Goal of the exercise -
Quote the listing in full, exactly as given, minus any pictures.

Records to process -
* * * * * * *

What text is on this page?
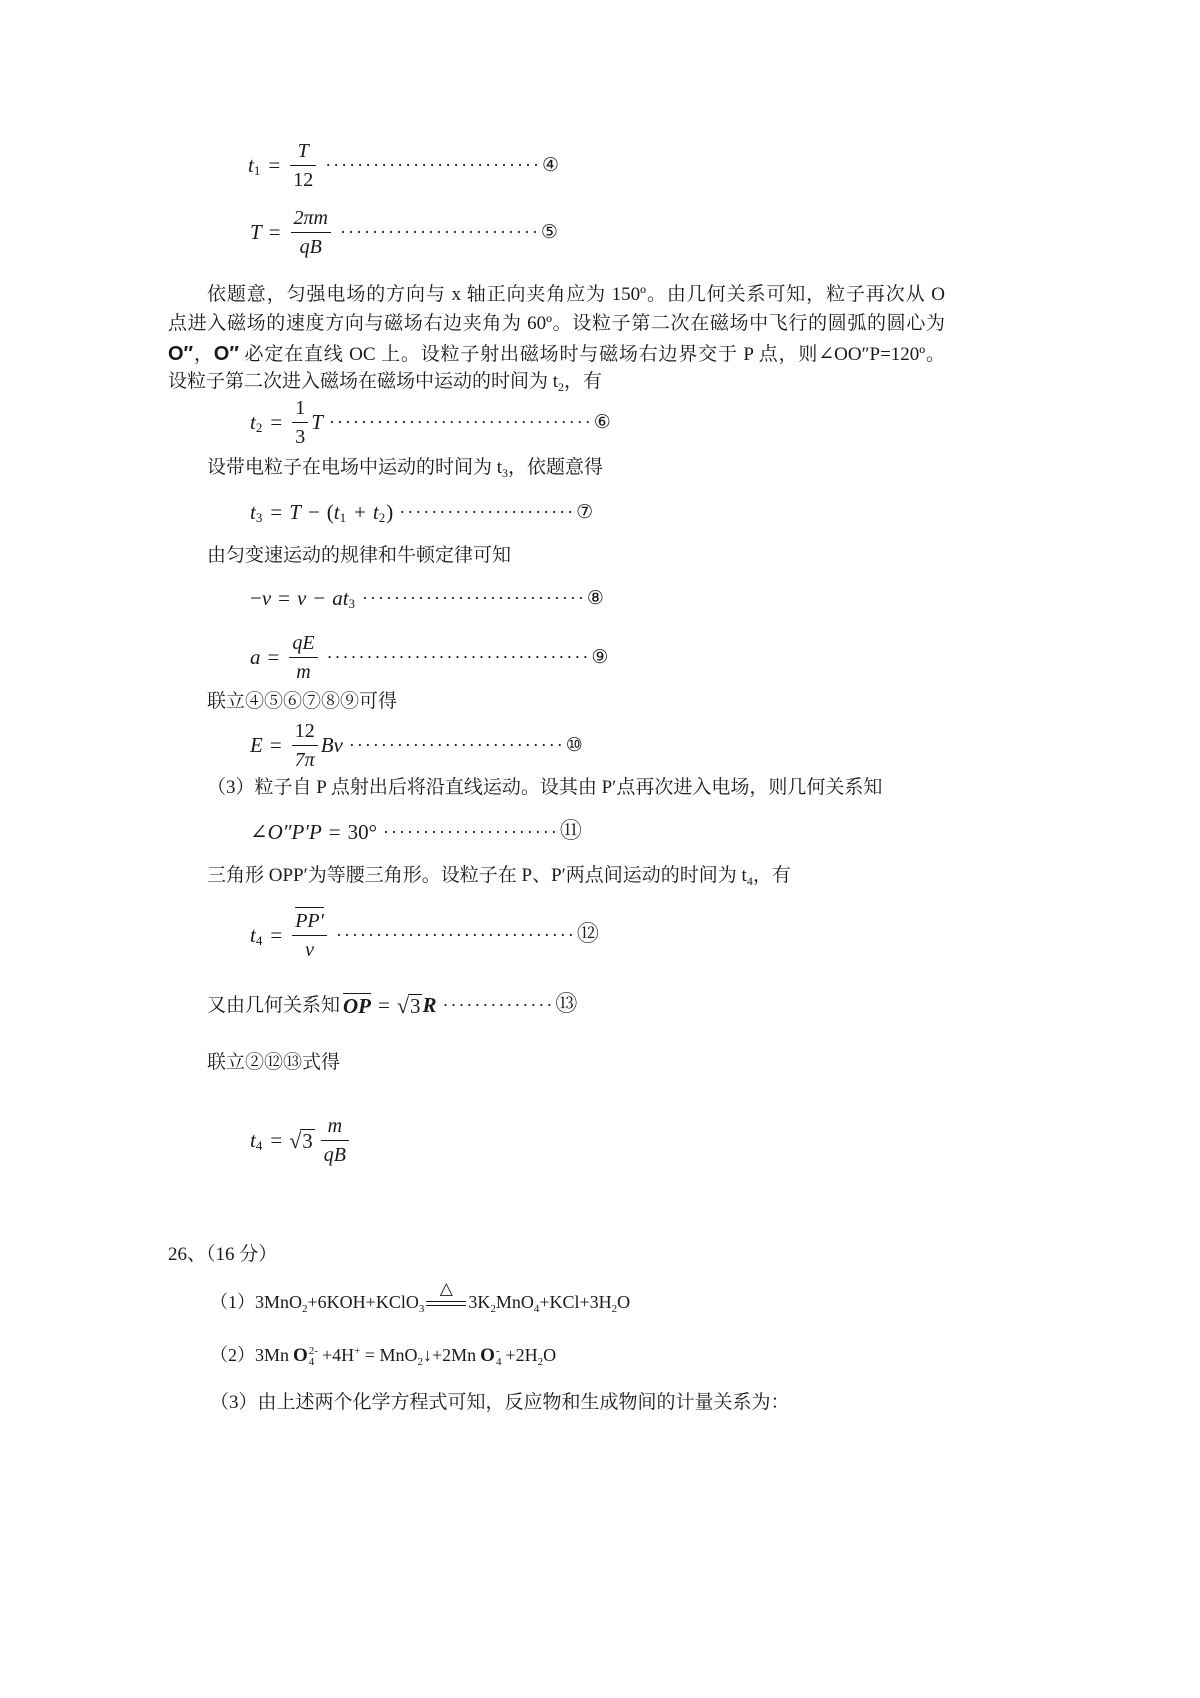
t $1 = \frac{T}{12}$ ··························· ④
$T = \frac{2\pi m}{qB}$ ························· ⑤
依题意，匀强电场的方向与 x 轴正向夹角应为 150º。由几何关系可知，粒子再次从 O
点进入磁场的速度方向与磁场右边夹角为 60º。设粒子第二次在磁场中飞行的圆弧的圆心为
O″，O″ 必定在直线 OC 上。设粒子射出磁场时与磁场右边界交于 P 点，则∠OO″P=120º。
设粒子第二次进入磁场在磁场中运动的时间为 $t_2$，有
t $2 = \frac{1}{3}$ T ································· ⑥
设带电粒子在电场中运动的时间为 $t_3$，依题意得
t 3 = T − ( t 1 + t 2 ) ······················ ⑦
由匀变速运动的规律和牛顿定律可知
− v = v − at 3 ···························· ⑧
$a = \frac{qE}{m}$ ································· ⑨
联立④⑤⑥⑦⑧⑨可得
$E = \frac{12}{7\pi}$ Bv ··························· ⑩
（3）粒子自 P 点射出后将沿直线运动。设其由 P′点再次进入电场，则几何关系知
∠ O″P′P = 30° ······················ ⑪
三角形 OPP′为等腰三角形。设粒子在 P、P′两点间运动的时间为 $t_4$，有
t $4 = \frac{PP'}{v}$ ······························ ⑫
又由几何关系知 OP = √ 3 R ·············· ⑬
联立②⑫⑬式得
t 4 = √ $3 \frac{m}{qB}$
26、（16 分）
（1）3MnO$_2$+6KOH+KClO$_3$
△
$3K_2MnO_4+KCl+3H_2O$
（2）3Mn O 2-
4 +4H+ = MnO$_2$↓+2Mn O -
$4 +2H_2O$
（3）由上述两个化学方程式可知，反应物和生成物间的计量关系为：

* * * * * * *

Answer in full -
What text is on this page?
t $1 = \frac{T}{12}$ ··························· ④
$T = \frac{2\pi m}{qB}$ ························· ⑤
依题意，匀强电场的方向与 x 轴正向夹角应为 150º。由几何关系可知，粒子再次从 O
点进入磁场的速度方向与磁场右边夹角为 60º。设粒子第二次在磁场中飞行的圆弧的圆心为
O″，O″ 必定在直线 OC 上。设粒子射出磁场时与磁场右边界交于 P 点，则∠OO″P=120º。
设粒子第二次进入磁场在磁场中运动的时间为 $t_2$，有
t $2 = \frac{1}{3}$ T ································· ⑥
设带电粒子在电场中运动的时间为 $t_3$，依题意得
t 3 = T − ( t 1 + t 2 ) ······················ ⑦
由匀变速运动的规律和牛顿定律可知
− v = v − at 3 ···························· ⑧
$a = \frac{qE}{m}$ ································· ⑨
联立④⑤⑥⑦⑧⑨可得
$E = \frac{12}{7\pi}$ Bv ··························· ⑩
（3）粒子自 P 点射出后将沿直线运动。设其由 P′点再次进入电场，则几何关系知
∠ O″P′P = 30° ······················ ⑪
三角形 OPP′为等腰三角形。设粒子在 P、P′两点间运动的时间为 $t_4$，有
t $4 = \frac{PP'}{v}$ ······························ ⑫
又由几何关系知 OP = √ 3 R ·············· ⑬
联立②⑫⑬式得
t 4 = √ $3 \frac{m}{qB}$
26、（16 分）
（1）3MnO$_2$+6KOH+KClO$_3$
△
$3K_2MnO_4+KCl+3H_2O$
（2）3Mn O 2-
4 +4H+ = MnO$_2$↓+2Mn O -
$4 +2H_2O$
（3）由上述两个化学方程式可知，反应物和生成物间的计量关系为：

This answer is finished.